» GIVEN DATA:
-- Begin --
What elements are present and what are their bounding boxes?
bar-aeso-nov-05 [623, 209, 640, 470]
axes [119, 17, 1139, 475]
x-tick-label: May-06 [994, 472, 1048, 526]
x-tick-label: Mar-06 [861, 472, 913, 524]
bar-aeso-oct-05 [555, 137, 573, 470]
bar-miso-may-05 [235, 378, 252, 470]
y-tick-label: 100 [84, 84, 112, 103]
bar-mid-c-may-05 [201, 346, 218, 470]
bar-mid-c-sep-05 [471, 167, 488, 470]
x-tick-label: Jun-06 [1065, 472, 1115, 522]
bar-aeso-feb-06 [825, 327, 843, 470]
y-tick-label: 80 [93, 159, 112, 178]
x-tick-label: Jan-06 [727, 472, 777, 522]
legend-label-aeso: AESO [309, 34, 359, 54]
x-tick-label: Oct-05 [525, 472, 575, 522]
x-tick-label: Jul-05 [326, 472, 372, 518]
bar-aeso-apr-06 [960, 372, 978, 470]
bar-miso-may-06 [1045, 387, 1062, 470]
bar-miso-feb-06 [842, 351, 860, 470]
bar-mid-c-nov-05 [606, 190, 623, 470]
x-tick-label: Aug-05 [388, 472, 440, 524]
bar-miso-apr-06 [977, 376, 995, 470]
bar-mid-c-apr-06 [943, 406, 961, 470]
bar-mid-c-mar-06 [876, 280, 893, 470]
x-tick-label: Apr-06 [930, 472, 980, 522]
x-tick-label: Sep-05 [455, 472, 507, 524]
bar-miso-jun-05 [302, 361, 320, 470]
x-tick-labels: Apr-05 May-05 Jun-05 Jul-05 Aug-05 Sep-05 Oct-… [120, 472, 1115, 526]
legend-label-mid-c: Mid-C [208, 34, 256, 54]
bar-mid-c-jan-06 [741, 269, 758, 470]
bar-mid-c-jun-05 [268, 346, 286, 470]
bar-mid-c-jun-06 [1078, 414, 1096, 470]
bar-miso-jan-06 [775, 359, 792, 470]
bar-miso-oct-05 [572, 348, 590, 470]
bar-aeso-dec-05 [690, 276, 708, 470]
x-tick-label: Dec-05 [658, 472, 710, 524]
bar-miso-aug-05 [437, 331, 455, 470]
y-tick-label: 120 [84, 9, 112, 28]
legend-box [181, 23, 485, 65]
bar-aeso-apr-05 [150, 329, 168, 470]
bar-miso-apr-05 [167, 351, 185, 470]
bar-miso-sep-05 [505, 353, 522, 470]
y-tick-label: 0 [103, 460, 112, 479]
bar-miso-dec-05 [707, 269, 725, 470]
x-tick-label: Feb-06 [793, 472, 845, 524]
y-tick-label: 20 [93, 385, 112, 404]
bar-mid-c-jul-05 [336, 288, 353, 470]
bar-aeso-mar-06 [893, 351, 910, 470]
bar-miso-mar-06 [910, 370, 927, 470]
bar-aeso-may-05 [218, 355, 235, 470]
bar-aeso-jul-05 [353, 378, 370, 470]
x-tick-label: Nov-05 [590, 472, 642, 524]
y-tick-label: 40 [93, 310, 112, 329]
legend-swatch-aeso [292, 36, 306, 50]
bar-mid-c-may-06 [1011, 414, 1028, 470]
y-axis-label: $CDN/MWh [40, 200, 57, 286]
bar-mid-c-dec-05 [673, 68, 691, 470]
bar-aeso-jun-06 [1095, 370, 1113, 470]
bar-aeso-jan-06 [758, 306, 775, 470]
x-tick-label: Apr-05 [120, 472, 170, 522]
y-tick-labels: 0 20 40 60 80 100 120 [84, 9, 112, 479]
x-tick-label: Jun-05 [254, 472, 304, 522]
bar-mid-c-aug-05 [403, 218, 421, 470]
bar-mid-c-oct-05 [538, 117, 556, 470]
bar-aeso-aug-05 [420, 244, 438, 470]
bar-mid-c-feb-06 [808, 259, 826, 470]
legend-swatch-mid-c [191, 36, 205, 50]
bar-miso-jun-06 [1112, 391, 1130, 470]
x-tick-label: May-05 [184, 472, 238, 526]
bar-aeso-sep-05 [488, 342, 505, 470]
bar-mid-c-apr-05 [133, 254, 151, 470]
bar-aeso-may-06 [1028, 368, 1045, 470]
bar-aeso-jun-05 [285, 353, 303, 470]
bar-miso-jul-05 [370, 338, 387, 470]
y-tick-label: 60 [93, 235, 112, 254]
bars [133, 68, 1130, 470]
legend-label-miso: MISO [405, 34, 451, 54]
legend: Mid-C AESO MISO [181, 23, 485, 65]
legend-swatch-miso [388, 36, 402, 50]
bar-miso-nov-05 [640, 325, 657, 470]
-- End --
» WRITTEN REQUEST:
Could you recast the material as a numbered list, running from its first line through the line containing "bar-aeso-jun-06 [1095, 370, 1113, 470]", both included, with blank lines dropped?

» FINISHED ANSWER:
1. What elements are present and what are their bounding boxes?
2. bar-aeso-nov-05 [623, 209, 640, 470]
3. axes [119, 17, 1139, 475]
4. x-tick-label: May-06 [994, 472, 1048, 526]
5. x-tick-label: Mar-06 [861, 472, 913, 524]
6. bar-aeso-oct-05 [555, 137, 573, 470]
7. bar-miso-may-05 [235, 378, 252, 470]
8. y-tick-label: 100 [84, 84, 112, 103]
9. bar-mid-c-may-05 [201, 346, 218, 470]
10. bar-mid-c-sep-05 [471, 167, 488, 470]
11. x-tick-label: Jun-06 [1065, 472, 1115, 522]
12. bar-aeso-feb-06 [825, 327, 843, 470]
13. y-tick-label: 80 [93, 159, 112, 178]
14. x-tick-label: Jan-06 [727, 472, 777, 522]
15. legend-label-aeso: AESO [309, 34, 359, 54]
16. x-tick-label: Oct-05 [525, 472, 575, 522]
17. x-tick-label: Jul-05 [326, 472, 372, 518]
18. bar-aeso-apr-06 [960, 372, 978, 470]
19. bar-miso-may-06 [1045, 387, 1062, 470]
20. bar-miso-feb-06 [842, 351, 860, 470]
21. bar-mid-c-nov-05 [606, 190, 623, 470]
22. x-tick-label: Aug-05 [388, 472, 440, 524]
23. bar-miso-apr-06 [977, 376, 995, 470]
24. bar-mid-c-apr-06 [943, 406, 961, 470]
25. bar-mid-c-mar-06 [876, 280, 893, 470]
26. x-tick-label: Apr-06 [930, 472, 980, 522]
27. x-tick-label: Sep-05 [455, 472, 507, 524]
28. bar-miso-jun-05 [302, 361, 320, 470]
29. x-tick-labels: Apr-05 May-05 Jun-05 Jul-05 Aug-05 Sep-05 Oct-… [120, 472, 1115, 526]
30. legend-label-mid-c: Mid-C [208, 34, 256, 54]
31. bar-mid-c-jan-06 [741, 269, 758, 470]
32. bar-mid-c-jun-05 [268, 346, 286, 470]
33. bar-mid-c-jun-06 [1078, 414, 1096, 470]
34. bar-miso-jan-06 [775, 359, 792, 470]
35. bar-miso-oct-05 [572, 348, 590, 470]
36. bar-aeso-dec-05 [690, 276, 708, 470]
37. x-tick-label: Dec-05 [658, 472, 710, 524]
38. bar-miso-aug-05 [437, 331, 455, 470]
39. y-tick-label: 120 [84, 9, 112, 28]
40. legend-box [181, 23, 485, 65]
41. bar-aeso-apr-05 [150, 329, 168, 470]
42. bar-miso-apr-05 [167, 351, 185, 470]
43. bar-miso-sep-05 [505, 353, 522, 470]
44. y-tick-label: 0 [103, 460, 112, 479]
45. bar-miso-dec-05 [707, 269, 725, 470]
46. x-tick-label: Feb-06 [793, 472, 845, 524]
47. y-tick-label: 20 [93, 385, 112, 404]
48. bar-mid-c-jul-05 [336, 288, 353, 470]
49. bar-aeso-mar-06 [893, 351, 910, 470]
50. bar-miso-mar-06 [910, 370, 927, 470]
51. bar-aeso-may-05 [218, 355, 235, 470]
52. bar-aeso-jul-05 [353, 378, 370, 470]
53. x-tick-label: Nov-05 [590, 472, 642, 524]
54. y-tick-label: 40 [93, 310, 112, 329]
55. legend-swatch-aeso [292, 36, 306, 50]
56. bar-mid-c-may-06 [1011, 414, 1028, 470]
57. y-axis-label: $CDN/MWh [40, 200, 57, 286]
58. bar-mid-c-dec-05 [673, 68, 691, 470]
59. bar-aeso-jun-06 [1095, 370, 1113, 470]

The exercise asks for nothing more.